↓↓↓

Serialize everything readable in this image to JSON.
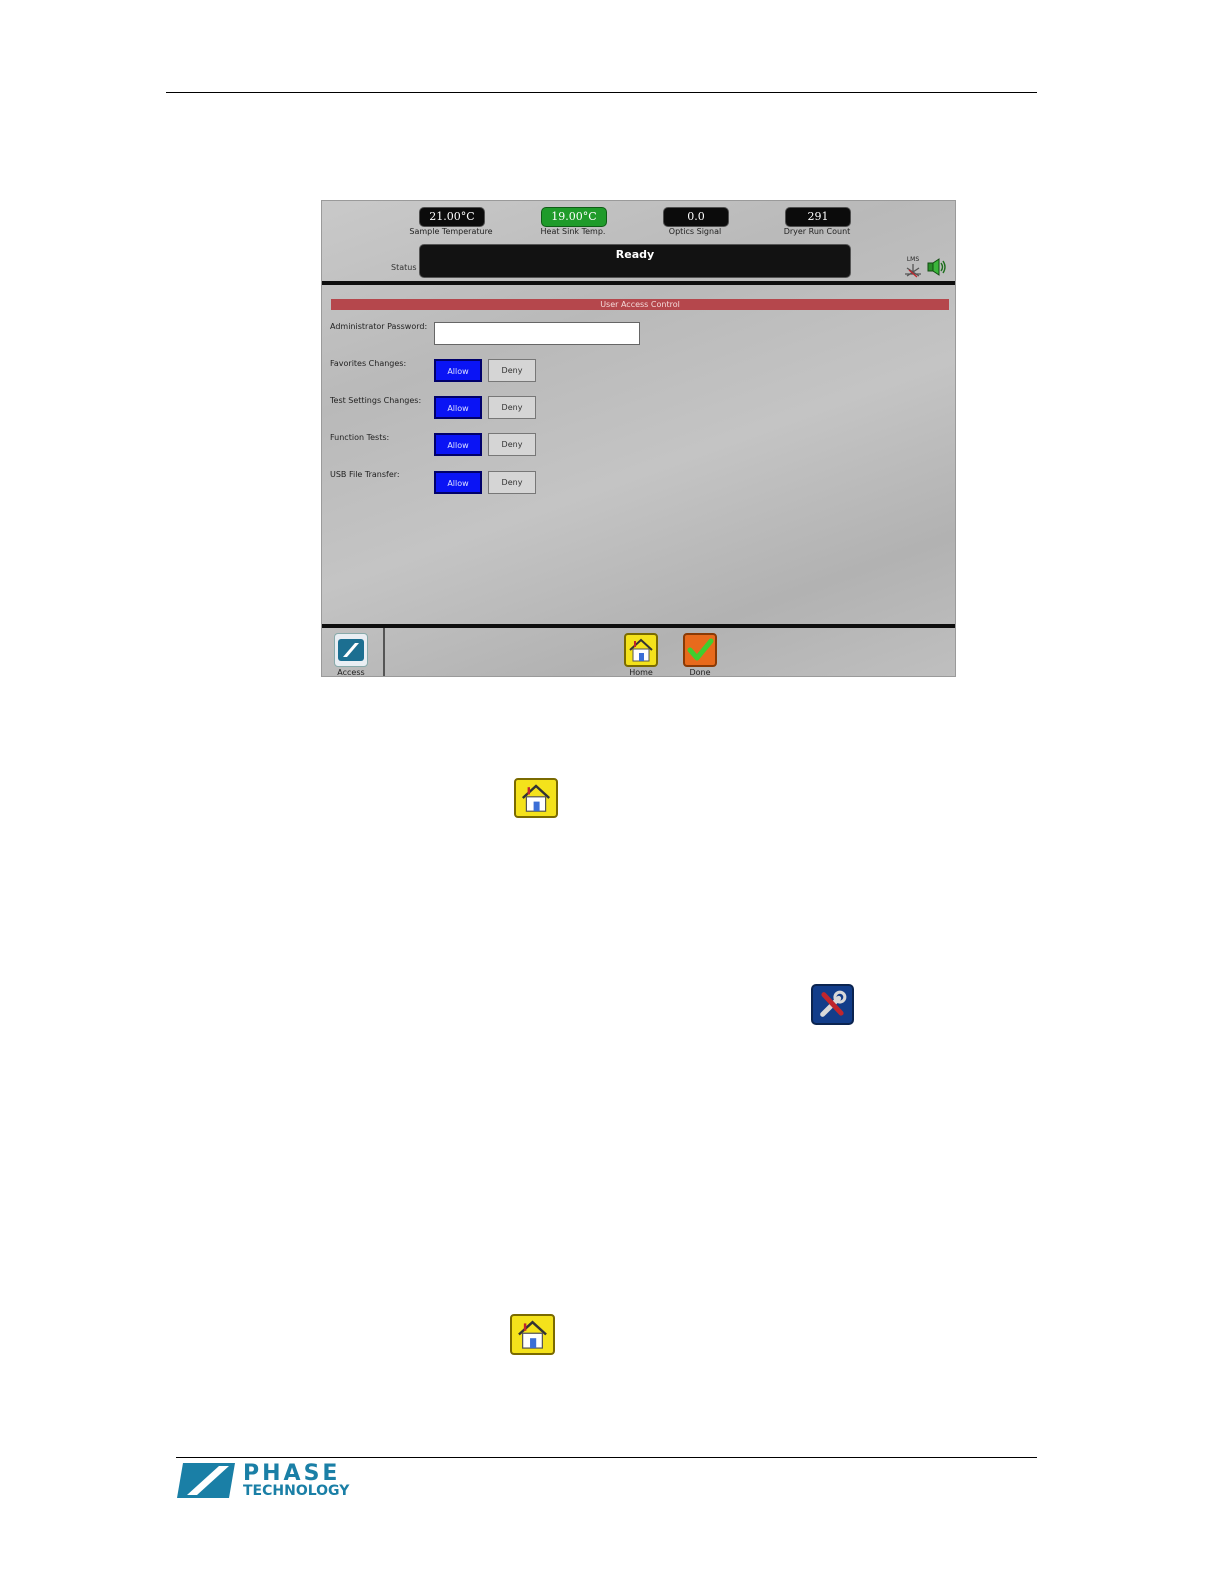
{
  "readouts": [
    {
      "value": "21.00°C",
      "label": "Sample Temperature"
    },
    {
      "value": "19.00°C",
      "label": "Heat Sink Temp."
    },
    {
      "value": "0.0",
      "label": "Optics Signal"
    },
    {
      "value": "291",
      "label": "Dryer Run Count"
    }
  ],
  "status": {
    "label": "Status",
    "value": "Ready"
  },
  "lms_label": "LMS",
  "section_title": "User Access Control",
  "rows": [
    {
      "label": "Administrator Password:"
    },
    {
      "label": "Favorites Changes:",
      "allow": "Allow",
      "deny": "Deny"
    },
    {
      "label": "Test Settings Changes:",
      "allow": "Allow",
      "deny": "Deny"
    },
    {
      "label": "Function Tests:",
      "allow": "Allow",
      "deny": "Deny"
    },
    {
      "label": "USB File Transfer:",
      "allow": "Allow",
      "deny": "Deny"
    }
  ],
  "toolbar": {
    "access": "Access",
    "home": "Home",
    "done": "Done"
  },
  "colors": {
    "allow_selected": "#0a14f5",
    "heat_sink_ok": "#1f9b2a",
    "section_header": "#b5474c",
    "brand": "#1a7fa6"
  },
  "icons": [
    "home-icon",
    "tools-icon",
    "checkmark-icon",
    "access-icon",
    "speaker-icon",
    "lms-icon"
  ],
  "logo": {
    "line1": "PHASE",
    "line2": "TECHNOLOGY"
  }
}
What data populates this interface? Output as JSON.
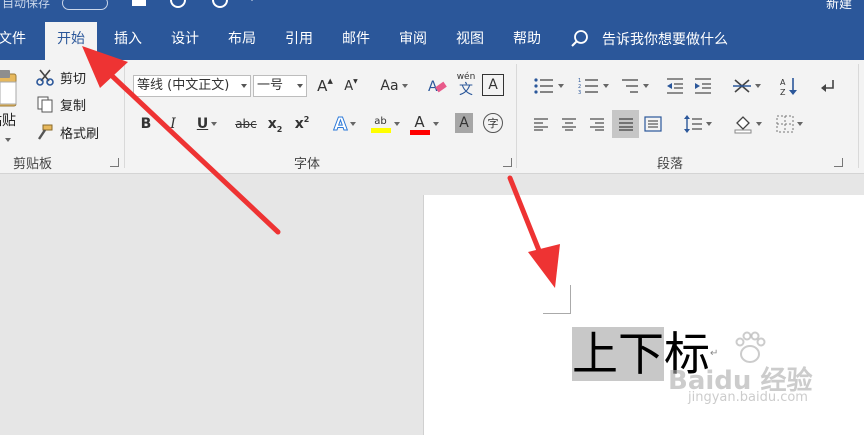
{
  "titlebar": {
    "autosave": "自动保存",
    "doc_title": "新建"
  },
  "tabs": [
    {
      "label": "文件"
    },
    {
      "label": "开始"
    },
    {
      "label": "插入"
    },
    {
      "label": "设计"
    },
    {
      "label": "布局"
    },
    {
      "label": "引用"
    },
    {
      "label": "邮件"
    },
    {
      "label": "审阅"
    },
    {
      "label": "视图"
    },
    {
      "label": "帮助"
    }
  ],
  "tell_me": "告诉我你想要做什么",
  "clipboard": {
    "paste": "粘贴",
    "cut": "剪切",
    "copy": "复制",
    "format_painter": "格式刷",
    "group_label": "剪贴板"
  },
  "font": {
    "font_name": "等线 (中文正文)",
    "font_size": "一号",
    "grow": "A",
    "shrink": "A",
    "change_case": "Aa",
    "pinyin_top": "wén",
    "pinyin_char": "文",
    "border_char": "A",
    "bold": "B",
    "italic": "I",
    "underline": "U",
    "strike": "abc",
    "subscript": "x",
    "subscript_mark": "2",
    "superscript": "x",
    "superscript_mark": "2",
    "effects": "A",
    "highlight": "ab",
    "font_color": "A",
    "shading": "A",
    "enclose": "字",
    "group_label": "字体",
    "highlight_color": "#ffff00",
    "font_color_value": "#ff0000"
  },
  "paragraph": {
    "group_label": "段落"
  },
  "document": {
    "selected_text": "上下",
    "rest_text": "标"
  },
  "watermark": {
    "brand": "Baidu 经验",
    "url": "jingyan.baidu.com"
  },
  "colors": {
    "ribbon_blue": "#2b579a",
    "arrow_red": "#ee3333",
    "selection": "#c8c8c8"
  }
}
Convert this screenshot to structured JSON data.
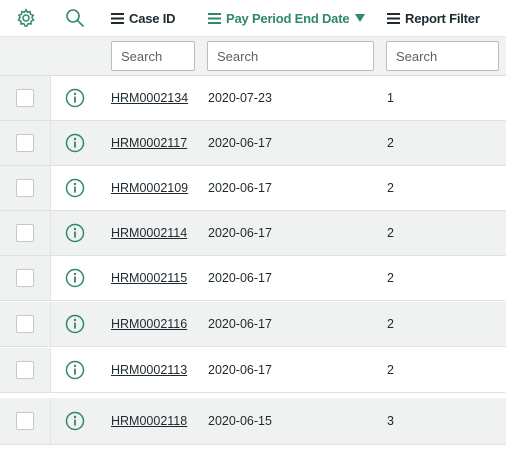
{
  "columns": {
    "case_id": "Case ID",
    "pay_period_end_date": "Pay Period End Date",
    "report_filter": "Report Filter"
  },
  "search_placeholder": "Search",
  "rows": [
    {
      "case_id": "HRM0002134",
      "pay_period_end_date": "2020-07-23",
      "report_filter": "1"
    },
    {
      "case_id": "HRM0002117",
      "pay_period_end_date": "2020-06-17",
      "report_filter": "2"
    },
    {
      "case_id": "HRM0002109",
      "pay_period_end_date": "2020-06-17",
      "report_filter": "2"
    },
    {
      "case_id": "HRM0002114",
      "pay_period_end_date": "2020-06-17",
      "report_filter": "2"
    },
    {
      "case_id": "HRM0002115",
      "pay_period_end_date": "2020-06-17",
      "report_filter": "2"
    },
    {
      "case_id": "HRM0002116",
      "pay_period_end_date": "2020-06-17",
      "report_filter": "2"
    },
    {
      "case_id": "HRM0002113",
      "pay_period_end_date": "2020-06-17",
      "report_filter": "2"
    },
    {
      "case_id": "HRM0002118",
      "pay_period_end_date": "2020-06-15",
      "report_filter": "3"
    }
  ],
  "colors": {
    "accent": "#2f8770",
    "row_alt": "#f0f1f1",
    "text": "#1f2a30"
  },
  "icons": {
    "personalize": "gear-icon",
    "search": "search-icon",
    "column_menu": "menu-icon",
    "sort": "sort-descending-icon",
    "row_preview": "info-icon"
  }
}
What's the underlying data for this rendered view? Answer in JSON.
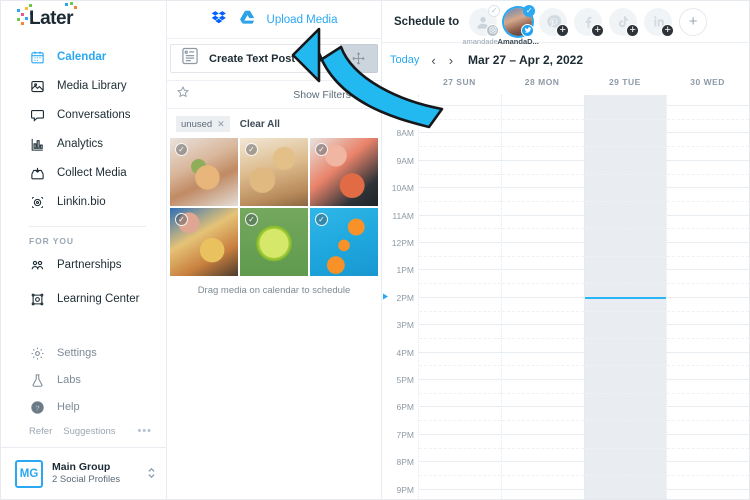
{
  "brand": {
    "name": "Later",
    "accent": "#2aa8f2",
    "logo_pixel_colors": [
      "#f2c230",
      "#6fc44c",
      "#2aa8f2",
      "#e8598b",
      "#8c5fd4",
      "#f2863b"
    ]
  },
  "sidebar": {
    "nav": [
      {
        "label": "Calendar",
        "icon": "calendar-icon",
        "active": true
      },
      {
        "label": "Media Library",
        "icon": "image-icon",
        "active": false
      },
      {
        "label": "Conversations",
        "icon": "chat-icon",
        "active": false
      },
      {
        "label": "Analytics",
        "icon": "bar-chart-icon",
        "active": false
      },
      {
        "label": "Collect Media",
        "icon": "inbox-download-icon",
        "active": false
      },
      {
        "label": "Linkin.bio",
        "icon": "linkinbio-icon",
        "active": false
      }
    ],
    "section_title": "FOR YOU",
    "for_you": [
      {
        "label": "Partnerships",
        "icon": "people-icon"
      },
      {
        "label": "Learning Center",
        "icon": "learning-icon"
      }
    ],
    "utility": [
      {
        "label": "Settings",
        "icon": "gear-icon"
      },
      {
        "label": "Labs",
        "icon": "flask-icon"
      },
      {
        "label": "Help",
        "icon": "help-circle-icon"
      }
    ],
    "mini": {
      "refer": "Refer",
      "suggestions": "Suggestions",
      "more": "•••"
    },
    "footer": {
      "initials": "MG",
      "group_name": "Main Group",
      "subtitle": "2 Social Profiles"
    }
  },
  "media_panel": {
    "upload_link": "Upload Media",
    "sources": [
      {
        "name": "dropbox-icon"
      },
      {
        "name": "google-drive-icon"
      }
    ],
    "create_text_post": "Create Text Post",
    "show_filters": "Show Filters",
    "chips": [
      {
        "label": "unused"
      }
    ],
    "clear_all": "Clear All",
    "drag_hint": "Drag media on calendar to schedule",
    "media": [
      {
        "alt": "burger-sandwich-photo",
        "checked": false,
        "cls": "im1"
      },
      {
        "alt": "pies-pastry-photo",
        "checked": true,
        "cls": "im2"
      },
      {
        "alt": "crab-legs-photo",
        "checked": true,
        "cls": "im3"
      },
      {
        "alt": "loaded-fries-photo",
        "checked": false,
        "cls": "im4"
      },
      {
        "alt": "lime-slice-photo",
        "checked": true,
        "cls": "im5"
      },
      {
        "alt": "oranges-blue-photo",
        "checked": true,
        "cls": "im6"
      }
    ]
  },
  "calendar": {
    "schedule_to_label": "Schedule to",
    "profiles": [
      {
        "network": "instagram",
        "name": "amandade...",
        "selected": false,
        "badge": "ig",
        "tick": false
      },
      {
        "network": "twitter",
        "name": "AmandaD...",
        "selected": true,
        "badge": "tw",
        "tick": true
      },
      {
        "network": "pinterest",
        "name": "",
        "selected": false,
        "badge": "plus",
        "tick": false
      },
      {
        "network": "facebook",
        "name": "",
        "selected": false,
        "badge": "plus",
        "tick": false
      },
      {
        "network": "tiktok",
        "name": "",
        "selected": false,
        "badge": "plus",
        "tick": false
      },
      {
        "network": "linkedin",
        "name": "",
        "selected": false,
        "badge": "plus",
        "tick": false
      }
    ],
    "add_profile_label": "+",
    "today_label": "Today",
    "prev_label": "‹",
    "next_label": "›",
    "date_range": "Mar 27 – Apr 2, 2022",
    "days": [
      {
        "label": "27 SUN",
        "today": false
      },
      {
        "label": "28 MON",
        "today": false
      },
      {
        "label": "29 TUE",
        "today": true
      },
      {
        "label": "30 WED",
        "today": false
      }
    ],
    "times": [
      "7AM",
      "8AM",
      "9AM",
      "10AM",
      "11AM",
      "12PM",
      "1PM",
      "2PM",
      "3PM",
      "4PM",
      "5PM",
      "6PM",
      "7PM",
      "8PM",
      "9PM"
    ],
    "current_time_slot": "2PM",
    "current_time_color": "#29b6f6"
  },
  "annotation": {
    "type": "curved-arrow",
    "color": "#22b9f0",
    "points_to": "create-text-post-button"
  }
}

↑↑↑

= Written request =
Select all lines with the word "photo" from the entries above.

= Finished exercise =
        "alt": "burger-sandwich-photo",
        "alt": "pies-pastry-photo",
        "alt": "crab-legs-photo",
        "alt": "loaded-fries-photo",
        "alt": "lime-slice-photo",
        "alt": "oranges-blue-photo",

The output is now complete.